**PROBLEM DETAILS**
Your answer should be one number: how many lines of the data include the string "的报价已被接受"?

-------- INPUT RECORDS

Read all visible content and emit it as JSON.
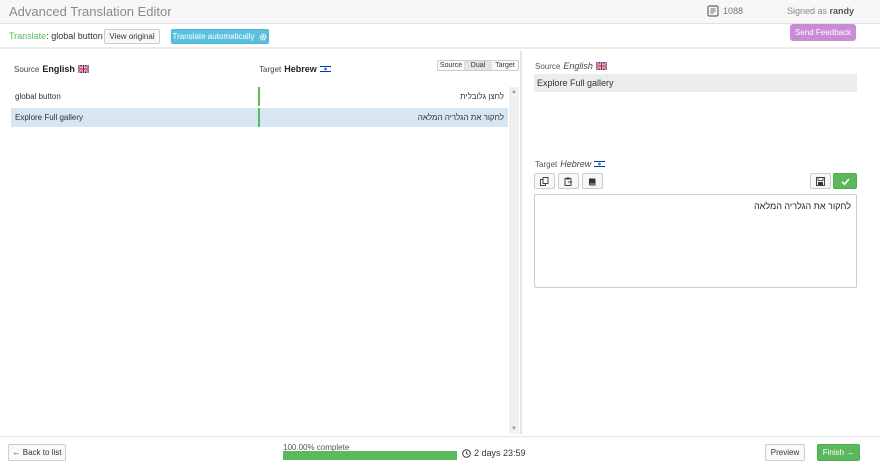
{
  "header": {
    "title": "Advanced Translation Editor",
    "credits": "1088",
    "signed_prefix": "Signed as",
    "user": "randy"
  },
  "subbar": {
    "translate_key": "Translate",
    "translate_value": ": global button",
    "view_original": "View original",
    "translate_auto": "Translate automatically",
    "send_feedback": "Send Feedback"
  },
  "list": {
    "source_label": "Source",
    "source_lang": "English",
    "target_label": "Target",
    "target_lang": "Hebrew",
    "view_modes": [
      "Source",
      "Dual",
      "Target"
    ],
    "active_mode": "Dual",
    "rows": [
      {
        "source": "global button",
        "target": "לחצן גלובלית",
        "selected": false
      },
      {
        "source": "Explore Full gallery",
        "target": "לחקור את הגלריה המלאה",
        "selected": true
      }
    ]
  },
  "editor": {
    "source_label": "Source",
    "source_lang": "English",
    "source_text": "Explore Full gallery",
    "target_label": "Target",
    "target_lang": "Hebrew",
    "target_text": "לחקור את הגלריה המלאה",
    "tools": [
      "copy-icon",
      "paste-icon",
      "book-icon"
    ],
    "save_icon": "save-icon",
    "ok_icon": "check-icon"
  },
  "footer": {
    "back": "← Back to list",
    "progress_text": "100.00% complete",
    "progress": 1.0,
    "timer": "2 days 23:59",
    "preview": "Preview",
    "finish": "Finish →"
  },
  "colors": {
    "accent": "#5cb85c",
    "info": "#5bc0de",
    "feedback": "#c98bd6",
    "selected_row": "#d6e6f2"
  }
}
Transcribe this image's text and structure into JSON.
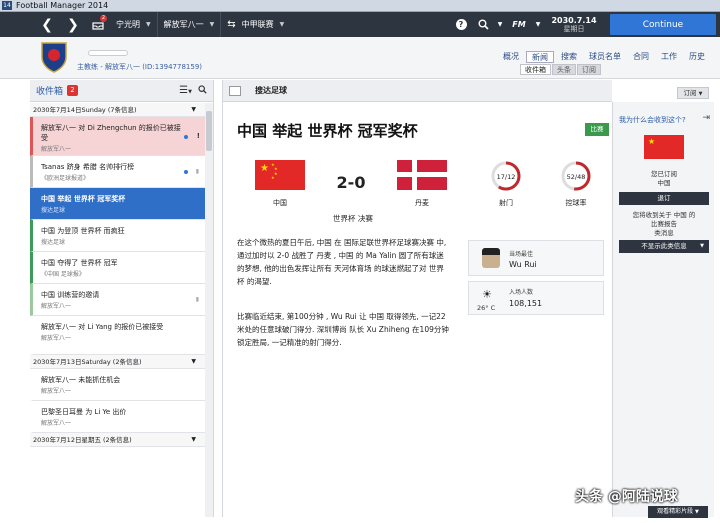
{
  "window": {
    "title": "Football Manager 2014",
    "app_icon": "14"
  },
  "toolbar": {
    "inbox_badge": "2",
    "manager_name": "宁光明",
    "club_menu": "解放军八一",
    "competition_menu": "中甲联赛",
    "date": "2030.7.14",
    "day": "星期日",
    "fm_label": "FM",
    "continue_label": "Continue"
  },
  "header": {
    "club_line": "主教练 - 解放军八一 (ID:1394778159)",
    "nav": [
      "概况",
      "新闻",
      "搜索",
      "球员名单",
      "合同",
      "工作",
      "历史"
    ],
    "active_nav": "新闻",
    "subtabs": [
      "收件箱",
      "头条",
      "订阅"
    ]
  },
  "inbox": {
    "title": "收件箱",
    "badge": "2",
    "groups": [
      {
        "date": "2030年7月14日Sunday (7条信息)",
        "items": [
          {
            "title": "解放军八一 对 Di Zhengchun 的报价已被接受",
            "sub": "解放军八一",
            "style": "red",
            "dot": true,
            "flag": "!"
          },
          {
            "title": "Tsanas 跻身 希腊 名帅排行榜",
            "sub": "《欧洲足球报道》",
            "style": "gray",
            "dot": true,
            "clip": true
          },
          {
            "title": "中国 举起 世界杯 冠军奖杯",
            "sub": "搜达足球",
            "style": "sel"
          },
          {
            "title": "中国 为登顶 世界杯 而疯狂",
            "sub": "搜达足球",
            "style": "green"
          },
          {
            "title": "中国 夺得了 世界杯 冠军",
            "sub": "《中国 足球报》",
            "style": "green"
          },
          {
            "title": "中国 训练营的邀请",
            "sub": "解放军八一",
            "style": "ltgreen",
            "clip": true
          },
          {
            "title": "解放军八一 对 Li Yang 的报价已被接受",
            "sub": "解放军八一",
            "style": "none"
          }
        ]
      },
      {
        "date": "2030年7月13日Saturday (2条信息)",
        "items": [
          {
            "title": "解放军八一 未能抓住机会",
            "sub": "解放军八一",
            "style": "none"
          },
          {
            "title": "巴黎圣日耳曼 为 Li Ye 出价",
            "sub": "解放军八一",
            "style": "none"
          }
        ]
      },
      {
        "date": "2030年7月12日星期五 (2条信息)",
        "items": []
      }
    ]
  },
  "article": {
    "source": "搜达足球",
    "headline": "中国 举起 世界杯 冠军奖杯",
    "competition_tag": "比赛",
    "home_team": "中国",
    "away_team": "丹麦",
    "score": "2-0",
    "final_label": "世界杯 决赛",
    "stats": [
      {
        "label": "射门",
        "value": "17/12",
        "fraction": 0.59
      },
      {
        "label": "控球率",
        "value": "52/48",
        "fraction": 0.52
      }
    ],
    "paragraph1": "在这个微热的夏日午后, 中国 在 国际足联世界杯足球赛决赛 中, 通过加时以 2-0 战胜了 丹麦 , 中国 的 Ma Yalin 圆了所有球迷的梦想, 他的出色发挥让所有 天河体育场 的球迷燃起了对 世界杯 的渴望.",
    "paragraph2": "比赛临近结束, 第100分钟 , Wu Rui 让 中国 取得领先, 一记22米处的任意球破门得分. 深圳博尚 队长 Xu Zhiheng 在109分钟锁定胜局, 一记精准的射门得分.",
    "motm_label": "当场最佳",
    "motm_name": "Wu Rui",
    "attendance_label": "入场人数",
    "attendance": "108,151",
    "temperature": "26° C",
    "header_button": "订阅"
  },
  "side": {
    "title": "我为什么会收到这个?",
    "subscribed": "您已订阅",
    "country": "中国",
    "subscribe_btn": "退订",
    "reason_lines": [
      "您将收到关于 中国 的",
      "比赛报告",
      "类消息"
    ],
    "hide_btn": "不显示此类信息"
  },
  "bottom": {
    "watermark": "头条 @阿陆说球",
    "highlights_btn": "观看精彩片段"
  },
  "colors": {
    "accent": "#2f76d6",
    "toolbar": "#2d3540",
    "inbox_red": "#f6d3d5",
    "green_tag": "#3a9a4c"
  }
}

----------------

**SOLUTION**
2